Written problem 1 ::
Please write out the lines of the listing below, beginning at the line that has "colorbar-label: 6 [666, 573, 674, 587]" and stopping after the line that has "band-antarctic [36, 460, 764, 511]".

# Sagging Roof



## nayak143 (Jun 10, 2009)

Hi Everyone,
I know similar questions have been asked and I did go over them. I am buying an old house (build in 1912). The roof is sagging.

I have added the pictures here. The recent owner have been there since 2006 and she does not know much about it, except the rooms in attic were constructed just before she bought it. The roof and the dormer were already there, meaning the dormer should be atleast be 10 yrs old.
Since the attic is finished I have no way of seeing if they have provided additional support to arrest the sagging roof. The attic has eve space and hence they may have put in proper kneel wall. There is also a dry wall running in the center (partition for rooms) along the same direction as the roof.
Is there anyway to find if the sagging is stopped without opening the roof? 
If the sagging is not arrested, how to fix it at this point?

Thanks.
venki


----------



## redline (Mar 5, 2006)

The last picture of the exterior of the roof seems to show that the ridge line of the roof seems straight.
Would need more photos from different angles for a better understanding.
How much does it sag? 
Over what span?
is it just one side of the roof or both sides? (front and back)


----------



## nayak143 (Jun 10, 2009)

The ridge sags in the middle. The dormer is on the other side. I will try to get a picture from the other side.
Again the sag is in the middle and the bulge is on both sides of the walls. In the last picture, just above the door, the roof bulges out.
The sag is kind of over the full span. From the other side you can see a semi circle sag over the full span of the ridge.


----------



## redline (Mar 5, 2006)

If the rooms in the attic were added but the floor joists (old attic) were not properly size then the added weight of the rooms may have caused the roof to sag. If the knee walls were added but there is not support below them then they are not doing their job and are just adding more weight to the 2nd floor. 

Does the floor in the 2nd level sag?
Does the ceiling on the 1st floor sag?

The added weight of the remodeled 2nd floor plus the prior owners furniture/beds... would have put additional strain on the 1st floor ceiling as that is what would be carrying the roof/2nd floor load.


----------



## redline (Mar 5, 2006)

I would either cut a small hole in the floor or pull a small area of plywood to see what size the floor joist are that support the 2nd floor. Or you may be able to going into a first floor closet and remove a small section of the ceiling to see what size the 2nd floor joist are.

Data in this exercise ::
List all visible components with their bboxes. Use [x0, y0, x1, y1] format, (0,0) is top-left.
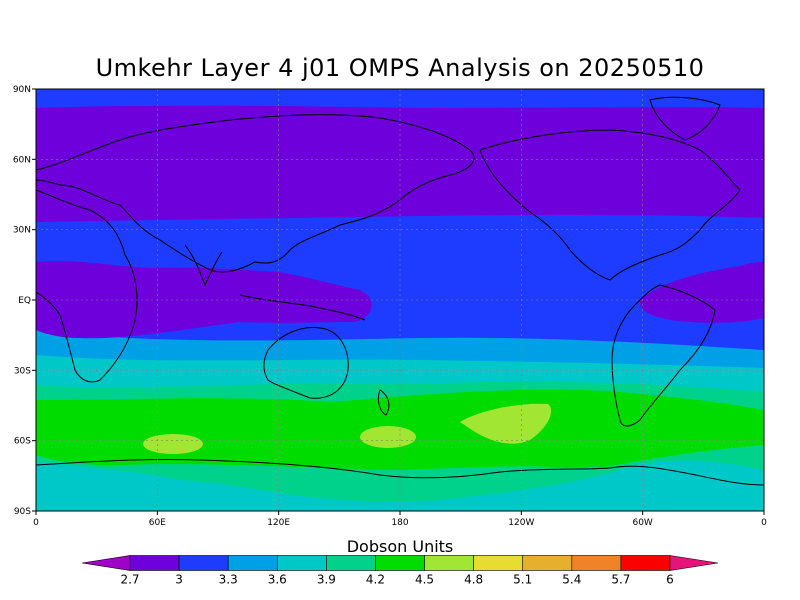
colorbar-label: 6 [666, 573, 674, 587]
coast-eurasia [36, 114, 475, 273]
x-tick-label: 120W [508, 518, 534, 528]
colorbar-box [227, 555, 278, 571]
colorbar-box [571, 555, 622, 571]
x-tick-label: 0 [33, 518, 39, 528]
y-tick-label: 30N [13, 226, 31, 236]
colorbar-label: 4.8 [464, 573, 483, 587]
band-antarctic [36, 460, 764, 511]
colorbar-label: 2.7 [120, 573, 139, 587]
colorbar-label: 3 [175, 573, 183, 587]
band-tropics-east [639, 262, 764, 323]
colorbar-box [276, 555, 327, 571]
grid-lines [36, 89, 764, 511]
coast-nz [377, 389, 390, 416]
y-tick-label: 60N [13, 155, 31, 165]
page-title: Umkehr Layer 4 j01 OMPS Analysis on 2025… [95, 54, 705, 82]
coast-south-america [611, 284, 716, 427]
colorbar-label: 3.3 [219, 573, 238, 587]
colorbar-title: Dobson Units [347, 537, 454, 556]
x-tick-label: 60W [632, 518, 652, 528]
band-north-2.7 [36, 105, 764, 222]
max-60e [143, 434, 203, 454]
colorbar-label: 4.5 [415, 573, 434, 587]
coast-india [184, 244, 223, 287]
coast-antarctica [36, 458, 764, 486]
y-tick-label: 90N [13, 85, 31, 95]
coastlines [36, 96, 764, 486]
colorbar-label: 4.2 [366, 573, 385, 587]
colorbar-high-triangle [669, 555, 719, 571]
x-tick-label: 60E [149, 518, 166, 528]
x-tick-label: 180 [391, 518, 408, 528]
x-tick-label: 120E [267, 518, 290, 528]
colorbar-box [522, 555, 573, 571]
y-tick-label: 60S [14, 437, 31, 447]
colorbar-label: 5.1 [513, 573, 532, 587]
coast-greenland [649, 96, 721, 141]
colorbar-label: 3.9 [317, 573, 336, 587]
colorbar-label: 5.4 [562, 573, 581, 587]
y-tick-label: 90S [14, 507, 31, 517]
coast-africa [36, 189, 138, 383]
colorbar-box [375, 555, 425, 571]
colorbar-label: 5.7 [611, 573, 630, 587]
colorbar-label: 3.6 [268, 573, 287, 587]
axes: 0 60E 120E 180 120W 60W 0 90N 60N 30N EQ 30S 60S 90S [13, 85, 767, 528]
colorbar-box [620, 555, 671, 571]
x-tick-label: 0 [761, 518, 767, 528]
coast-north-america [479, 129, 741, 281]
coast-indonesia [239, 294, 366, 321]
band-antarctic-inner [130, 466, 600, 491]
colorbar-low-triangle [81, 555, 131, 571]
colorbar-box [473, 555, 524, 571]
colorbar-box [326, 555, 376, 571]
colorbar: Dobson Units 2.7 3 3.3 3.6 3.9 4.2 4.5 4.8 5.1 5.… [81, 537, 719, 587]
colorbar-box [178, 555, 229, 571]
coast-australia [263, 326, 349, 399]
max-130w [460, 403, 552, 444]
colorbar-box [424, 555, 474, 571]
y-tick-label: EQ [18, 296, 31, 306]
y-tick-label: 30S [14, 366, 31, 376]
max-170e [360, 426, 416, 448]
colorbar-box [129, 555, 180, 571]
band-tropics-west [36, 260, 372, 339]
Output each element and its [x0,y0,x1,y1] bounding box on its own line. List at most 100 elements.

Written problem 2 ::
Give again the words of the sagging roof thread above, starting at "I have added" and ending after "as the roof.".

Solution 1 ::
colorbar-label: 6 [666, 573, 674, 587]
coast-eurasia [36, 114, 475, 273]
x-tick-label: 120W [508, 518, 534, 528]
colorbar-box [227, 555, 278, 571]
colorbar-box [571, 555, 622, 571]
x-tick-label: 0 [33, 518, 39, 528]
y-tick-label: 30N [13, 226, 31, 236]
colorbar-label: 4.8 [464, 573, 483, 587]
band-antarctic [36, 460, 764, 511]

Solution 2 ::
I have added the pictures here. The recent owner have been there since 2006 and she does not know much about it, except the rooms in attic were constructed just before she bought it. The roof and the dormer were already there, meaning the dormer should be atleast be 10 yrs old.
Since the attic is finished I have no way of seeing if they have provided additional support to arrest the sagging roof. The attic has eve space and hence they may have put in proper kneel wall. There is also a dry wall running in the center (partition for rooms) along the same direction as the roof.